======== MATERIALS PROVIDED

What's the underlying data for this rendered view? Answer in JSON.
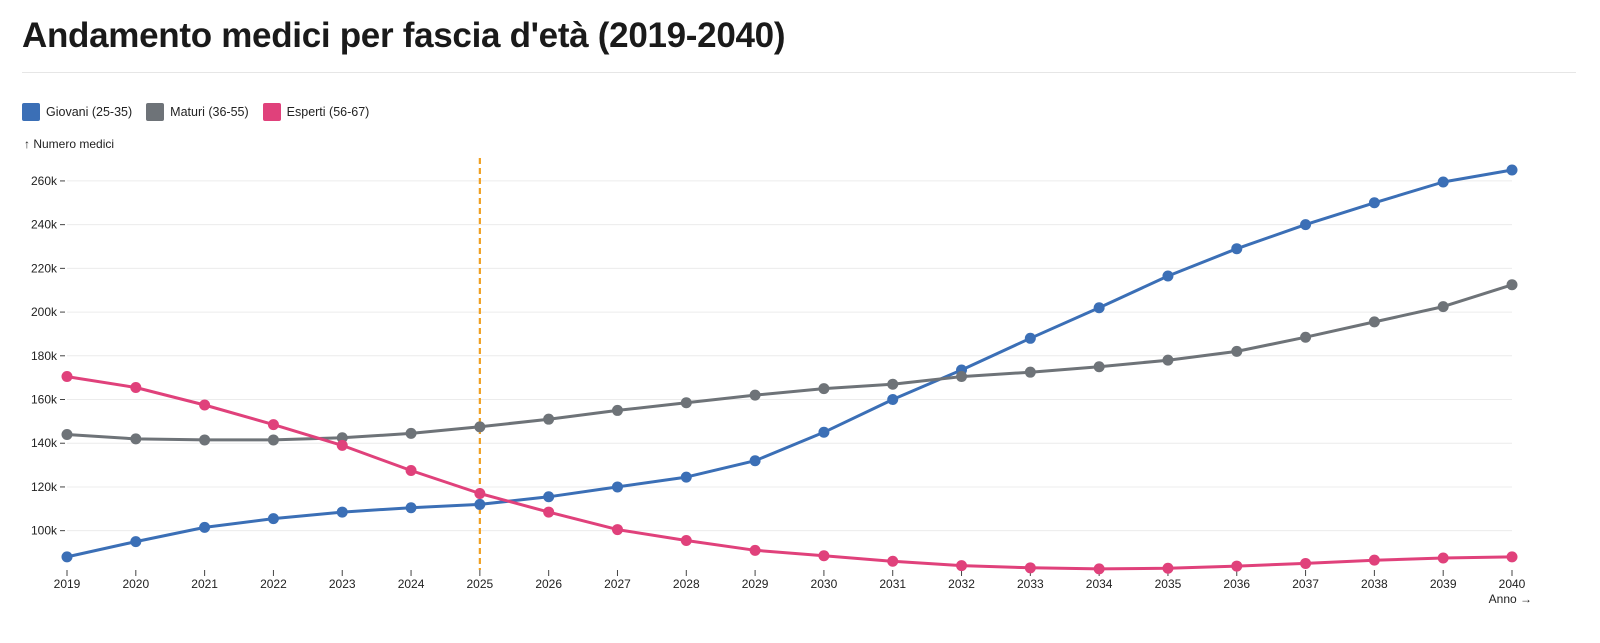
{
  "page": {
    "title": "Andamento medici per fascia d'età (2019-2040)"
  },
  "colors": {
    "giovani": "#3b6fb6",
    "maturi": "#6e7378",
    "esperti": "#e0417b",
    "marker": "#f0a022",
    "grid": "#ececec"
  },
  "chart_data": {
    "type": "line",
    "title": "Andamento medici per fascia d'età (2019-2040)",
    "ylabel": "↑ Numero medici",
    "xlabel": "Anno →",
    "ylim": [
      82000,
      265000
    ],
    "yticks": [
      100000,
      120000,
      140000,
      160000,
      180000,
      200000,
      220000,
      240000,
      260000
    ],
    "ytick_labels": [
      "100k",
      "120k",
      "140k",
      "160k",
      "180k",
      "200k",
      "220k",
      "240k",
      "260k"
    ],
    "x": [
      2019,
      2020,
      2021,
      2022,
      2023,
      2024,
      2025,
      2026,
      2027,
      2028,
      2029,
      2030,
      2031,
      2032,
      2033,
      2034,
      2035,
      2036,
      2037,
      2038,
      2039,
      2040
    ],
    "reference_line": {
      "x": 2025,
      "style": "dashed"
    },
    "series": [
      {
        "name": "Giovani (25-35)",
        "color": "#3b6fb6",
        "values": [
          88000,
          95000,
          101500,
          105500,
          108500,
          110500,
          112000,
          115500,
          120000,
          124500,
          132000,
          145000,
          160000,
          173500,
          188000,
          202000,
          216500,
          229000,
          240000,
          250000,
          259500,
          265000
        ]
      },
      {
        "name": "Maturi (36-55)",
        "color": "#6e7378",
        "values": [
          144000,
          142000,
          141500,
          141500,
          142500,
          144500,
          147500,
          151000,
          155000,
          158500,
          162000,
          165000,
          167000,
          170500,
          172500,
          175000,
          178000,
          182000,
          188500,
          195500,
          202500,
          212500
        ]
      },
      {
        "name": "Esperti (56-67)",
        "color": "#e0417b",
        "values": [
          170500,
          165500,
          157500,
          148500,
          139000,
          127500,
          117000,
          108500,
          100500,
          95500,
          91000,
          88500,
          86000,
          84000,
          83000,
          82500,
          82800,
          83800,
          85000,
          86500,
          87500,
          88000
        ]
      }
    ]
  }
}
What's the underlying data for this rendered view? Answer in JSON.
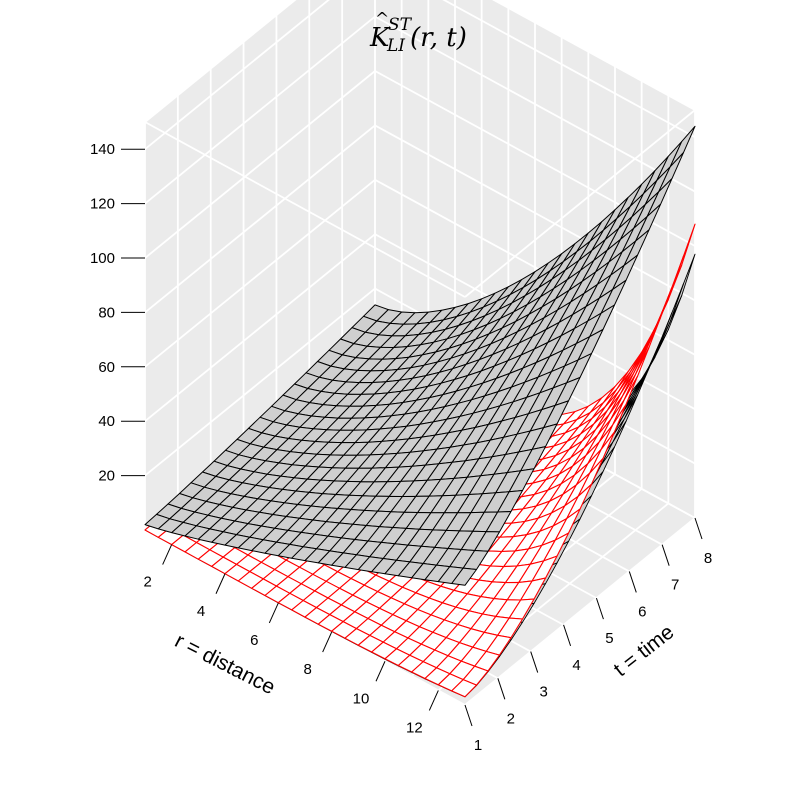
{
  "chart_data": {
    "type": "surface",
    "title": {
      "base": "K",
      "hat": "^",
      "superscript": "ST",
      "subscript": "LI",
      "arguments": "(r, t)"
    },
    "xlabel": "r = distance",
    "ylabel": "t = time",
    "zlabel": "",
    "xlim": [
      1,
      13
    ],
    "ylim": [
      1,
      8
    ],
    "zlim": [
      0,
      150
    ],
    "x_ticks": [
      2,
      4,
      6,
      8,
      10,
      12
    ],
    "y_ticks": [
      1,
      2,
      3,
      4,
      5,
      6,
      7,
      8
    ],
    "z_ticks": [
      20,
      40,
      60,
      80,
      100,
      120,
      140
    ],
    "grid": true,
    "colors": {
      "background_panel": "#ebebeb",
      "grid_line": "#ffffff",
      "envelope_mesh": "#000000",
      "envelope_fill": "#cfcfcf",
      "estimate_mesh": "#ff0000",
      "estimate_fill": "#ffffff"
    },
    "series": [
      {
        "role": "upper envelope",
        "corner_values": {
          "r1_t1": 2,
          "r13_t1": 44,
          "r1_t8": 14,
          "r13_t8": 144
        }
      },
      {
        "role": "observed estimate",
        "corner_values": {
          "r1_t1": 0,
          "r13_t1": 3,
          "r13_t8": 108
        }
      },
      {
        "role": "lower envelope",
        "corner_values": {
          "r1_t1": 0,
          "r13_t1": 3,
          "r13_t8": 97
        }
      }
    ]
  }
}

================

REQUIRED TASK =
Do not include the images; transcribe the rest of the listing exactly.

WRITTEN ANSWER =
What's the underlying data for this rendered view? Answer in JSON.
{
  "page": {
    "title": "Andamento medici per fascia d'età (2019-2040)"
  },
  "colors": {
    "giovani": "#3b6fb6",
    "maturi": "#6e7378",
    "esperti": "#e0417b",
    "marker": "#f0a022",
    "grid": "#ececec"
  },
  "chart_data": {
    "type": "line",
    "title": "Andamento medici per fascia d'età (2019-2040)",
    "ylabel": "↑ Numero medici",
    "xlabel": "Anno →",
    "ylim": [
      82000,
      265000
    ],
    "yticks": [
      100000,
      120000,
      140000,
      160000,
      180000,
      200000,
      220000,
      240000,
      260000
    ],
    "ytick_labels": [
      "100k",
      "120k",
      "140k",
      "160k",
      "180k",
      "200k",
      "220k",
      "240k",
      "260k"
    ],
    "x": [
      2019,
      2020,
      2021,
      2022,
      2023,
      2024,
      2025,
      2026,
      2027,
      2028,
      2029,
      2030,
      2031,
      2032,
      2033,
      2034,
      2035,
      2036,
      2037,
      2038,
      2039,
      2040
    ],
    "reference_line": {
      "x": 2025,
      "style": "dashed"
    },
    "series": [
      {
        "name": "Giovani (25-35)",
        "color": "#3b6fb6",
        "values": [
          88000,
          95000,
          101500,
          105500,
          108500,
          110500,
          112000,
          115500,
          120000,
          124500,
          132000,
          145000,
          160000,
          173500,
          188000,
          202000,
          216500,
          229000,
          240000,
          250000,
          259500,
          265000
        ]
      },
      {
        "name": "Maturi (36-55)",
        "color": "#6e7378",
        "values": [
          144000,
          142000,
          141500,
          141500,
          142500,
          144500,
          147500,
          151000,
          155000,
          158500,
          162000,
          165000,
          167000,
          170500,
          172500,
          175000,
          178000,
          182000,
          188500,
          195500,
          202500,
          212500
        ]
      },
      {
        "name": "Esperti (56-67)",
        "color": "#e0417b",
        "values": [
          170500,
          165500,
          157500,
          148500,
          139000,
          127500,
          117000,
          108500,
          100500,
          95500,
          91000,
          88500,
          86000,
          84000,
          83000,
          82500,
          82800,
          83800,
          85000,
          86500,
          87500,
          88000
        ]
      }
    ]
  }
}
What's the underlying data for this rendered view? Answer in JSON.
{
  "chart_data": {
    "type": "surface",
    "title": {
      "base": "K",
      "hat": "^",
      "superscript": "ST",
      "subscript": "LI",
      "arguments": "(r, t)"
    },
    "xlabel": "r = distance",
    "ylabel": "t = time",
    "zlabel": "",
    "xlim": [
      1,
      13
    ],
    "ylim": [
      1,
      8
    ],
    "zlim": [
      0,
      150
    ],
    "x_ticks": [
      2,
      4,
      6,
      8,
      10,
      12
    ],
    "y_ticks": [
      1,
      2,
      3,
      4,
      5,
      6,
      7,
      8
    ],
    "z_ticks": [
      20,
      40,
      60,
      80,
      100,
      120,
      140
    ],
    "grid": true,
    "colors": {
      "background_panel": "#ebebeb",
      "grid_line": "#ffffff",
      "envelope_mesh": "#000000",
      "envelope_fill": "#cfcfcf",
      "estimate_mesh": "#ff0000",
      "estimate_fill": "#ffffff"
    },
    "series": [
      {
        "role": "upper envelope",
        "corner_values": {
          "r1_t1": 2,
          "r13_t1": 44,
          "r1_t8": 14,
          "r13_t8": 144
        }
      },
      {
        "role": "observed estimate",
        "corner_values": {
          "r1_t1": 0,
          "r13_t1": 3,
          "r13_t8": 108
        }
      },
      {
        "role": "lower envelope",
        "corner_values": {
          "r1_t1": 0,
          "r13_t1": 3,
          "r13_t8": 97
        }
      }
    ]
  }
}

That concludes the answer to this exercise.